<<<<

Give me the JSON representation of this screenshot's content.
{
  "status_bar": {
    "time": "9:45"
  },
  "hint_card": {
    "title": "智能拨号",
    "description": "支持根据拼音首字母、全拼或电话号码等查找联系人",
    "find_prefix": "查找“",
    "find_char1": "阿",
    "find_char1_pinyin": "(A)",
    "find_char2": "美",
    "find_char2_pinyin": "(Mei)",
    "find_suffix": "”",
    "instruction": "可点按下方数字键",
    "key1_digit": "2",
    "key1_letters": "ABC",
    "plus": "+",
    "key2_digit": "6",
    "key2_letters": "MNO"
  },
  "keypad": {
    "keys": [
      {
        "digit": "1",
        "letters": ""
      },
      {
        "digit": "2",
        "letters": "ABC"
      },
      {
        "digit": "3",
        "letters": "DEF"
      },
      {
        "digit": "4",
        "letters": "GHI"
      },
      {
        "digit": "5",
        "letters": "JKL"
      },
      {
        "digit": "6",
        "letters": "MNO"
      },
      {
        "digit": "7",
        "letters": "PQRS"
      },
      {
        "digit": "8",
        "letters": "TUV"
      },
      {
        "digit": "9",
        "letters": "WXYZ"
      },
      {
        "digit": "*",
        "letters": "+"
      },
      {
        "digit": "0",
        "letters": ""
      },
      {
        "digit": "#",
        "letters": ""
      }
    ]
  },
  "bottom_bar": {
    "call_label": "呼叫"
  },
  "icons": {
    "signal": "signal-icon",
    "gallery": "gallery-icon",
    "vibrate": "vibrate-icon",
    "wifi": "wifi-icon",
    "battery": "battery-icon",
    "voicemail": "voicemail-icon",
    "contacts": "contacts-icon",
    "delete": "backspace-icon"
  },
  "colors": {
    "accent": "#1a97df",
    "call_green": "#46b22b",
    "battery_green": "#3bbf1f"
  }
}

>>>>

TASK BRIEF ::
Every line of the records above needs to be given again exactly.

FULL OUTPUT ::
Give me the JSON representation of this screenshot's content.
{
  "status_bar": {
    "time": "9:45"
  },
  "hint_card": {
    "title": "智能拨号",
    "description": "支持根据拼音首字母、全拼或电话号码等查找联系人",
    "find_prefix": "查找“",
    "find_char1": "阿",
    "find_char1_pinyin": "(A)",
    "find_char2": "美",
    "find_char2_pinyin": "(Mei)",
    "find_suffix": "”",
    "instruction": "可点按下方数字键",
    "key1_digit": "2",
    "key1_letters": "ABC",
    "plus": "+",
    "key2_digit": "6",
    "key2_letters": "MNO"
  },
  "keypad": {
    "keys": [
      {
        "digit": "1",
        "letters": ""
      },
      {
        "digit": "2",
        "letters": "ABC"
      },
      {
        "digit": "3",
        "letters": "DEF"
      },
      {
        "digit": "4",
        "letters": "GHI"
      },
      {
        "digit": "5",
        "letters": "JKL"
      },
      {
        "digit": "6",
        "letters": "MNO"
      },
      {
        "digit": "7",
        "letters": "PQRS"
      },
      {
        "digit": "8",
        "letters": "TUV"
      },
      {
        "digit": "9",
        "letters": "WXYZ"
      },
      {
        "digit": "*",
        "letters": "+"
      },
      {
        "digit": "0",
        "letters": ""
      },
      {
        "digit": "#",
        "letters": ""
      }
    ]
  },
  "bottom_bar": {
    "call_label": "呼叫"
  },
  "icons": {
    "signal": "signal-icon",
    "gallery": "gallery-icon",
    "vibrate": "vibrate-icon",
    "wifi": "wifi-icon",
    "battery": "battery-icon",
    "voicemail": "voicemail-icon",
    "contacts": "contacts-icon",
    "delete": "backspace-icon"
  },
  "colors": {
    "accent": "#1a97df",
    "call_green": "#46b22b",
    "battery_green": "#3bbf1f"
  }
}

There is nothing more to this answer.